• **TASK DIRECTIONS**: Using the data beneath, show every line that includes the word "title".

(Figure data in JSON)
════════
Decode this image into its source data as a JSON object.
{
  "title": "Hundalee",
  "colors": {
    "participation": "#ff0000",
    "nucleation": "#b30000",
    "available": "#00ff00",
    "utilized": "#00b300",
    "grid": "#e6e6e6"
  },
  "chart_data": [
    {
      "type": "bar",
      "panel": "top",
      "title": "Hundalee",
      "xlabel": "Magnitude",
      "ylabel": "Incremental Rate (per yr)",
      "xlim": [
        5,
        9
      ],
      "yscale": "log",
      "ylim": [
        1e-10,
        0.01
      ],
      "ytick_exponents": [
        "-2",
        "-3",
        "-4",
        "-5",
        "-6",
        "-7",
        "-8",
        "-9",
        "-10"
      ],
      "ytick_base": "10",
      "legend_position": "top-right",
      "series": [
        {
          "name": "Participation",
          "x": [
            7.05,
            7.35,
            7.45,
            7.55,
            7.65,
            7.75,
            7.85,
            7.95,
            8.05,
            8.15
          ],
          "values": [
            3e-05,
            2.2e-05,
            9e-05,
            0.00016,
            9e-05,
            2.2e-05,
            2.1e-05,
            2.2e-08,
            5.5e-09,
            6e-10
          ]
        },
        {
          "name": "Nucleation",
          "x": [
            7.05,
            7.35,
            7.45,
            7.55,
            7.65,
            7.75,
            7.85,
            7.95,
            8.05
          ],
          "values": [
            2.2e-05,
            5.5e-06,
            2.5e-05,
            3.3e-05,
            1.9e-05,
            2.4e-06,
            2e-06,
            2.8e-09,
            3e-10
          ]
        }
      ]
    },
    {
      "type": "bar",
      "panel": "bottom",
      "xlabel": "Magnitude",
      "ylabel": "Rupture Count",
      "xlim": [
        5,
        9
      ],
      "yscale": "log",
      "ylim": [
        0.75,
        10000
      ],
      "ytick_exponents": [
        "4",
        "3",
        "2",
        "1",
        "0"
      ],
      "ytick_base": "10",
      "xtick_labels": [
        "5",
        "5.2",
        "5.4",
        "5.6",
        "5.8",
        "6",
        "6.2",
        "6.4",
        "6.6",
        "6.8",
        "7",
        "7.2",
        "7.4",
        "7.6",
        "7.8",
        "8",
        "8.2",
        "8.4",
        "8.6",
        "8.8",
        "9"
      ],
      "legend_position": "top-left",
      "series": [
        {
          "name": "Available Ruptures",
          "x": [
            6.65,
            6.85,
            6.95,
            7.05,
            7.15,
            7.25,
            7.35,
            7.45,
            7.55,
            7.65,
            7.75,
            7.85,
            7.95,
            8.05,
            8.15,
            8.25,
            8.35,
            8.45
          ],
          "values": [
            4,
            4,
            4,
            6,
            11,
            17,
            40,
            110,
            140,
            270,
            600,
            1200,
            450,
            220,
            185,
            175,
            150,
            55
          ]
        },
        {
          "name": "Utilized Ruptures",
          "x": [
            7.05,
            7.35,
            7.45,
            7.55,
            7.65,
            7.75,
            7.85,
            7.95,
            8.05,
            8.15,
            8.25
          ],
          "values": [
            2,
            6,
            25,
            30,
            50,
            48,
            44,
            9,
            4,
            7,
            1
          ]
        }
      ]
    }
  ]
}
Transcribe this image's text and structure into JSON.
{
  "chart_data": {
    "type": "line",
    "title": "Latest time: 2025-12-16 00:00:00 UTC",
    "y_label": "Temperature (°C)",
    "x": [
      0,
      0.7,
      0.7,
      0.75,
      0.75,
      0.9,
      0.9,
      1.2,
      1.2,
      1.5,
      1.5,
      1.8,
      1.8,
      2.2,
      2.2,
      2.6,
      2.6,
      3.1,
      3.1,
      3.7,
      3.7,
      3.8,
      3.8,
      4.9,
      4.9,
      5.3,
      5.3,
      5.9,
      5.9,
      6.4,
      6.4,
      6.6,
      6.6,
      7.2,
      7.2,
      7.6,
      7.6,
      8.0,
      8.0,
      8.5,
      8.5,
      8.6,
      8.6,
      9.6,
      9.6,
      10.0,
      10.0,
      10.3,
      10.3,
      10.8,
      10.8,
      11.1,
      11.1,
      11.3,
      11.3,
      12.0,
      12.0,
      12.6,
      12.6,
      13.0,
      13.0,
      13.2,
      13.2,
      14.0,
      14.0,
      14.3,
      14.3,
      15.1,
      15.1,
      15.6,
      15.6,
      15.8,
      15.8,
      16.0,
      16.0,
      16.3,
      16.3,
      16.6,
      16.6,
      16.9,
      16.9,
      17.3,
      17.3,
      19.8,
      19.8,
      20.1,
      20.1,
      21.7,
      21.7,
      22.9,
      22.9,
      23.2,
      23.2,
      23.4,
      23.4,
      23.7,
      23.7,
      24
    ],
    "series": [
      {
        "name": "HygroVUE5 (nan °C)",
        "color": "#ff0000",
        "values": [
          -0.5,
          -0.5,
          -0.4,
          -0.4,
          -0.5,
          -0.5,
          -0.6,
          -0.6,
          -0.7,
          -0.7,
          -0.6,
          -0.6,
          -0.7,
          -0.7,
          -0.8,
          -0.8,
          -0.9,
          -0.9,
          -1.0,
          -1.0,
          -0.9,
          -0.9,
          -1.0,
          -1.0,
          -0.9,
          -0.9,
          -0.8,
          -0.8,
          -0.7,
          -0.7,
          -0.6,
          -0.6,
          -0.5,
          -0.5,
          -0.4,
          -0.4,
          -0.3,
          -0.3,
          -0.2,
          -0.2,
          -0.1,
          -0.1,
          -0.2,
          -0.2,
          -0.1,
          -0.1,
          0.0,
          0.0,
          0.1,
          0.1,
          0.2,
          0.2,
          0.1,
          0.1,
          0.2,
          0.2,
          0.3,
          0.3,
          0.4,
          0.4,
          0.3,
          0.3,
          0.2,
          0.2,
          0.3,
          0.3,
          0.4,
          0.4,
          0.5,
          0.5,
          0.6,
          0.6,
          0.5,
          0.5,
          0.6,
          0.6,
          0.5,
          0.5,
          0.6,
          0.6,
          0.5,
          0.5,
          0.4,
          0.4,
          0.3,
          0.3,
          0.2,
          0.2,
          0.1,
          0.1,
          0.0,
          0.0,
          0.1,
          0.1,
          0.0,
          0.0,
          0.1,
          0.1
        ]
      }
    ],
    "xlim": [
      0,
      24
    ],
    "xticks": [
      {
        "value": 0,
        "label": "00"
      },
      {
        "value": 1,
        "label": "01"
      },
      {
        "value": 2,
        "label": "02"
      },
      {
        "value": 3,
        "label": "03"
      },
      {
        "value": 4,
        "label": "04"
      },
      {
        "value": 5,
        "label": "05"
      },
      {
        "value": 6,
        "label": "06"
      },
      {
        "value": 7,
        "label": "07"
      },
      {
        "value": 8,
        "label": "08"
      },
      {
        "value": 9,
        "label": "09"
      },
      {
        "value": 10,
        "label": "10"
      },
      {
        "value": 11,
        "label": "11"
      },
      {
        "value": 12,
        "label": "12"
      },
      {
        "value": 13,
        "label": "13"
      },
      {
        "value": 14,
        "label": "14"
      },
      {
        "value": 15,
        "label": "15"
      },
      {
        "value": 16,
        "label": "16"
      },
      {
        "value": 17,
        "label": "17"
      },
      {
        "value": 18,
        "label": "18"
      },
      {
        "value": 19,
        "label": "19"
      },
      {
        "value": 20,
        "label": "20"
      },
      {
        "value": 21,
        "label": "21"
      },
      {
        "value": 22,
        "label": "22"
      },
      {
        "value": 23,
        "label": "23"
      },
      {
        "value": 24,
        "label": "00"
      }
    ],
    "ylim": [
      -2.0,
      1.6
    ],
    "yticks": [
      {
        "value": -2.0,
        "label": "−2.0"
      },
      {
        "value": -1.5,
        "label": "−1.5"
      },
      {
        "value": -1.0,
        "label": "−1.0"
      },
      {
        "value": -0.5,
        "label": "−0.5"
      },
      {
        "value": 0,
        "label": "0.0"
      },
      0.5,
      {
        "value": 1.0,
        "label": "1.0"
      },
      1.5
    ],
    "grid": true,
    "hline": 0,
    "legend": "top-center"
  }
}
════════
• **TASK OUTPUT**:
  "title": "Hundalee",
      "title": "Hundalee",
    "title": "Latest time: 2025-12-16 00:00:00 UTC",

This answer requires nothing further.